Your answer must be every line of the data below that holds the string "rodu", copied exactly.

MATERIAL SUPPLIED:
---*---

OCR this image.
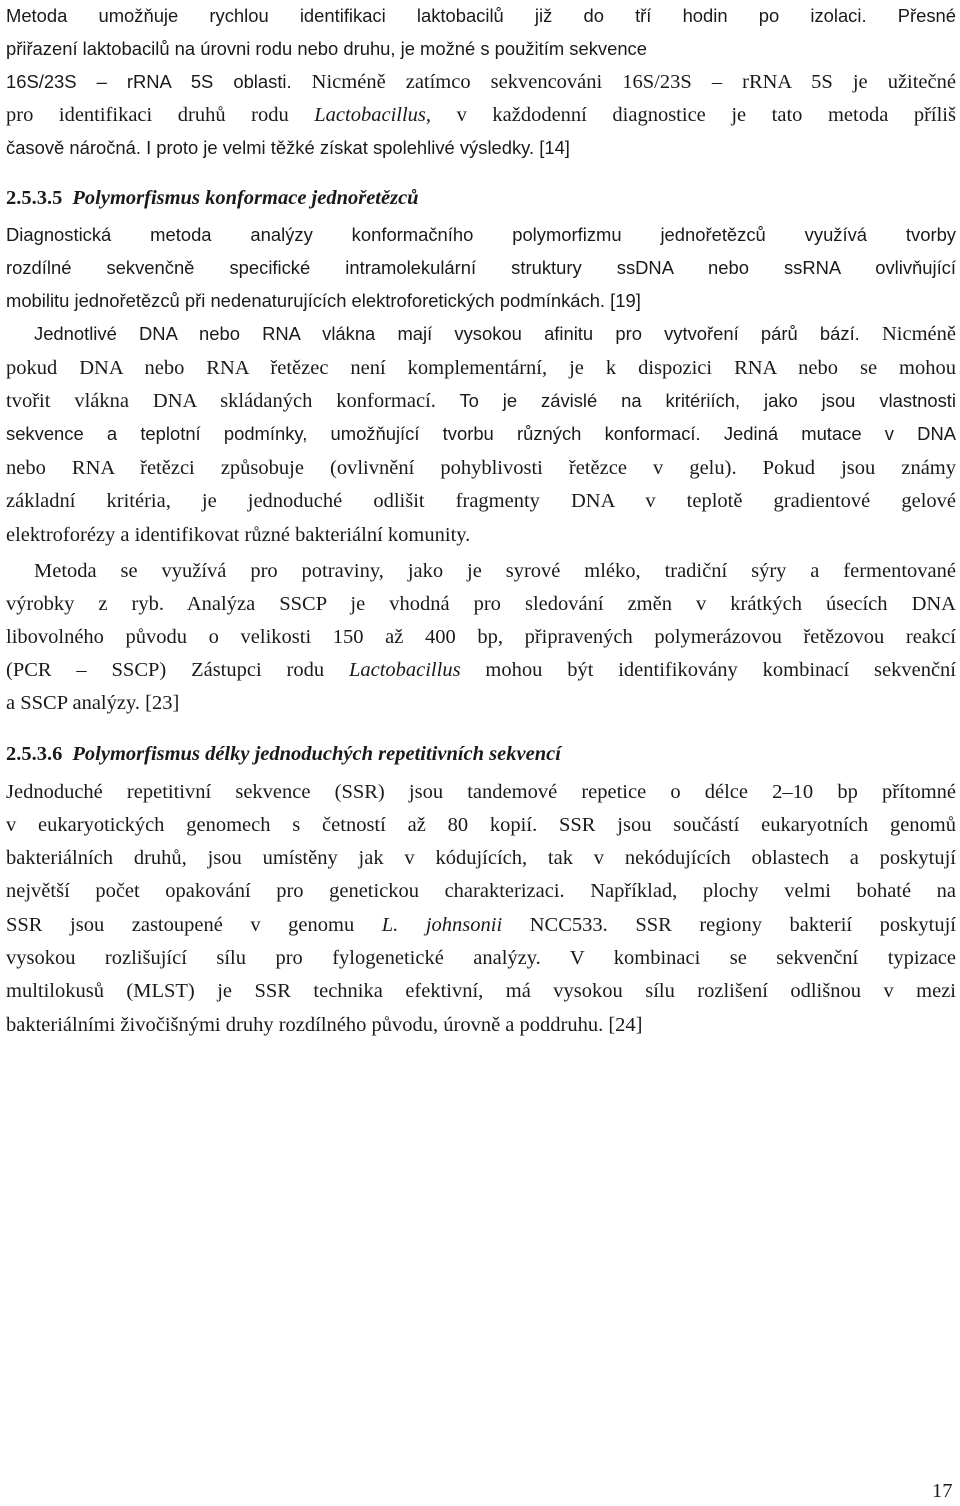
Metoda umožňuje rychlou identifikaci laktobacilů již do tří hodin po izolaci. Přesné
přiřazení laktobacilů na úrovni rodu nebo druhu, je možné s použitím sekvence
16S/23S – rRNA 5S oblasti. Nicméně zatímco sekvencováni 16S/23S – rRNA 5S je užitečné
pro identifikaci druhů rodu Lactobacillus, v každodenní diagnostice je tato metoda příliš
časově náročná. I proto je velmi těžké získat spolehlivé výsledky. [14]
2.5.3.5 Polymorfismus konformace jednořetězců
Diagnostická metoda analýzy konformačního polymorfizmu jednořetězců využívá tvorby
rozdílné sekvenčně specifické intramolekulární struktury ssDNA nebo ssRNA ovlivňující
mobilitu jednořetězců při nedenaturujících elektroforetických podmínkách. [19]
Jednotlivé DNA nebo RNA vlákna mají vysokou afinitu pro vytvoření párů bází. Nicméně
pokud DNA nebo RNA řetězec není komplementární, je k dispozici RNA nebo se mohou
tvořit vlákna DNA skládaných konformací. To je závislé na kritériích, jako jsou vlastnosti
sekvence a teplotní podmínky, umožňující tvorbu různých konformací. Jediná mutace v DNA
nebo RNA řetězci způsobuje (ovlivnění pohyblivosti řetězce v gelu). Pokud jsou známy
základní kritéria, je jednoduché odlišit fragmenty DNA v teplotě gradientové gelové
elektroforézy a identifikovat různé bakteriální komunity.
Metoda se využívá pro potraviny, jako je syrové mléko, tradiční sýry a fermentované
výrobky z ryb. Analýza SSCP je vhodná pro sledování změn v krátkých úsecích DNA
libovolného původu o velikosti 150 až 400 bp, připravených polymerázovou řetězovou reakcí
(PCR – SSCP) Zástupci rodu Lactobacillus mohou být identifikovány kombinací sekvenční
a SSCP analýzy. [23]
2.5.3.6 Polymorfismus délky jednoduchých repetitivních sekvencí
Jednoduché repetitivní sekvence (SSR) jsou tandemové repetice o délce 2–10 bp přítomné
v eukaryotických genomech s četností až 80 kopií. SSR jsou součástí eukaryotních genomů
bakteriálních druhů, jsou umístěny jak v kódujících, tak v nekódujících oblastech a poskytují
největší počet opakování pro genetickou charakterizaci. Například, plochy velmi bohaté na
SSR jsou zastoupené v genomu L. johnsonii NCC533. SSR regiony bakterií poskytují
vysokou rozlišující sílu pro fylogenetické analýzy. V kombinaci se sekvenční typizace
multilokusů (MLST) je SSR technika efektivní, má vysokou sílu rozlišení odlišnou v mezi
bakteriálními živočišnými druhy rozdílného původu, úrovně a poddruhu. [24]
17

---*---

WRITTEN REPLY:
přiřazení laktobacilů na úrovni rodu nebo druhu, je možné s použitím sekvence
pro identifikaci druhů rodu Lactobacillus, v každodenní diagnostice je tato metoda příliš
(PCR – SSCP) Zástupci rodu Lactobacillus mohou být identifikovány kombinací sekvenční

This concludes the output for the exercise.